TASK DIRECTIONS ->
Return each line of the records that contains the string "construct". Treat uppercase and lowercase letters as different.

(Items from a data source)
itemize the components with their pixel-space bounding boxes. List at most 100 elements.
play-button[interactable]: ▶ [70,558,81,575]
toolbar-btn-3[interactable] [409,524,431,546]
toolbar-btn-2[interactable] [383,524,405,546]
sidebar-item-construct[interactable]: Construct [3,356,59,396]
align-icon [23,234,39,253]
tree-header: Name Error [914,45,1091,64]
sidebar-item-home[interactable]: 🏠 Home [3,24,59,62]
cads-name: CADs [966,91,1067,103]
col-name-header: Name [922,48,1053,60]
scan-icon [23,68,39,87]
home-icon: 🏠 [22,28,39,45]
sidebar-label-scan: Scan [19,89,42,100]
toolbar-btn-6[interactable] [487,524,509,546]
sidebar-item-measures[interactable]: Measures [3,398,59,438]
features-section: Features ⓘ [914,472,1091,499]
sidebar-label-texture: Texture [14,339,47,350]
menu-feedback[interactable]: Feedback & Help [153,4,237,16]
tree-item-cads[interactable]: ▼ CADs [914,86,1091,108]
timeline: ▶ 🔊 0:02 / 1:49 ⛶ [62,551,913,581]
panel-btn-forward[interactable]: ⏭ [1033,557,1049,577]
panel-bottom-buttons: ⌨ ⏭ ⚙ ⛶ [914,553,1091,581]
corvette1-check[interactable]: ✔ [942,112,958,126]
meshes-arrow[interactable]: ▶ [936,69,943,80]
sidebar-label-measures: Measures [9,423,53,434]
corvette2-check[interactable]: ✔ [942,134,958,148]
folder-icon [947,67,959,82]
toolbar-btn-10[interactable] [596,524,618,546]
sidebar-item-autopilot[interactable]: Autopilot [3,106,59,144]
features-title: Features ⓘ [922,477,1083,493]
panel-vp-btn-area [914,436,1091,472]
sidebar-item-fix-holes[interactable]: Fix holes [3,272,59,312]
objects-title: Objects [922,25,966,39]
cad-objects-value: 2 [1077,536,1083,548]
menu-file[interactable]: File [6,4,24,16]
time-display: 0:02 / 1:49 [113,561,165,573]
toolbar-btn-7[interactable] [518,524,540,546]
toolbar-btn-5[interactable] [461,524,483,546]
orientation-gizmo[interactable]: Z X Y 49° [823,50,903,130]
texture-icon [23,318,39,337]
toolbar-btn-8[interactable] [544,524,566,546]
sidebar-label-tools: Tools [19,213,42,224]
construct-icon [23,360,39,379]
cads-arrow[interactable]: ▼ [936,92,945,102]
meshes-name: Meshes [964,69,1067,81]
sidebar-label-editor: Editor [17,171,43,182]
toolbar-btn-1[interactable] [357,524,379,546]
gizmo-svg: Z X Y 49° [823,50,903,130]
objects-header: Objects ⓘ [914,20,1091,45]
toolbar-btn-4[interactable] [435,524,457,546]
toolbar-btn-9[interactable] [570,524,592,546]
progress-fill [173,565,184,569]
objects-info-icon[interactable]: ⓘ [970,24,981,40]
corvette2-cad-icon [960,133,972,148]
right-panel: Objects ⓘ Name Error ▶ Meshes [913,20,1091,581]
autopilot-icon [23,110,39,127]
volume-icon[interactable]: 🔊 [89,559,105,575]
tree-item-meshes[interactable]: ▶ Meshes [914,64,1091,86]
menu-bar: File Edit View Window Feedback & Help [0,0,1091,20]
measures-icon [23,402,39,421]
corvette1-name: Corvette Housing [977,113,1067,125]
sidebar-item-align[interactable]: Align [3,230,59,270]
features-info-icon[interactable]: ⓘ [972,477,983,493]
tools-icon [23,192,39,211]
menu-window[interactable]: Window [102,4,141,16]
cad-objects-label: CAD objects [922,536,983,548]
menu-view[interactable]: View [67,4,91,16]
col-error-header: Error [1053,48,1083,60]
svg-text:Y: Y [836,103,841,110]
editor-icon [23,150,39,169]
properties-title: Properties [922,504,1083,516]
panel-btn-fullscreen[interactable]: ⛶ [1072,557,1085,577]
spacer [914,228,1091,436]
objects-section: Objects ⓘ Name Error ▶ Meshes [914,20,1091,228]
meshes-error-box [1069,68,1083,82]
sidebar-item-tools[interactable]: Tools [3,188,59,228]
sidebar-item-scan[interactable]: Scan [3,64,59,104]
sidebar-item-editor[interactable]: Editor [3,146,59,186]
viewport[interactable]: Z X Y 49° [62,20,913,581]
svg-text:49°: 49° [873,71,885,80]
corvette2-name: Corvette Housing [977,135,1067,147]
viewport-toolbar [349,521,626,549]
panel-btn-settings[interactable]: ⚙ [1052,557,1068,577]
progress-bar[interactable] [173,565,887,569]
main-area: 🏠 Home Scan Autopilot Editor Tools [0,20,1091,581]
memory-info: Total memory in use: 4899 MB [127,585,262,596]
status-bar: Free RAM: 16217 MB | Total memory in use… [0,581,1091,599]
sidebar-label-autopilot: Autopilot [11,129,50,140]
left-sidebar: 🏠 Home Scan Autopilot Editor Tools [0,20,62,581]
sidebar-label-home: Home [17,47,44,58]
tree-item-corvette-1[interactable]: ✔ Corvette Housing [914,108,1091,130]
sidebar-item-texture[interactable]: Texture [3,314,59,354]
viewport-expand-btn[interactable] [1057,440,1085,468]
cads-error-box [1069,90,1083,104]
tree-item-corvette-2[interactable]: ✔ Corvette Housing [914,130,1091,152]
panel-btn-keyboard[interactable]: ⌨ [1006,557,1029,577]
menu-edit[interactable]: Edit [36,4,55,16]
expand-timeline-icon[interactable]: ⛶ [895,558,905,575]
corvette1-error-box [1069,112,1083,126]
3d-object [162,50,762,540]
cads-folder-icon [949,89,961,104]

FINAL RESULT ->
sidebar-item-construct[interactable]: Construct [3,356,59,396]
construct-icon [23,360,39,379]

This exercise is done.